WORK TO COMPLETE >> Using the listing below, report all lines holding the word "this".

INPUT RECORDS >>
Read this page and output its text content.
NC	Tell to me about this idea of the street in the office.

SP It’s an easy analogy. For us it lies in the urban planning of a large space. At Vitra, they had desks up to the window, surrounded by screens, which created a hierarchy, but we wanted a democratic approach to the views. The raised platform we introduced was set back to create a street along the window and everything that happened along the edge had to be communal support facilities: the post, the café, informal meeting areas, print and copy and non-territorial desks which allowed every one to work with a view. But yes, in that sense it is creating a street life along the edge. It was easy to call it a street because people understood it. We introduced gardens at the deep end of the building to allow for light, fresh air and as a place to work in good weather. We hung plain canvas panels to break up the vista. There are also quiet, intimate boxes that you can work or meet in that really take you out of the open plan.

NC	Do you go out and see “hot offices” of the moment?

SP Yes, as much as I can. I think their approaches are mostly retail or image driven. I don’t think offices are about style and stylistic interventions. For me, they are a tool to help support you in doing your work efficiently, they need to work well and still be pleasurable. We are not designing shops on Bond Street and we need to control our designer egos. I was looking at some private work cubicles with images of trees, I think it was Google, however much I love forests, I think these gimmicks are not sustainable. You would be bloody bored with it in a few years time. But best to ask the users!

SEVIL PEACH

SOLUTION >>
Read this page and output its text content.
NC	Tell to me about this idea of the street in the office.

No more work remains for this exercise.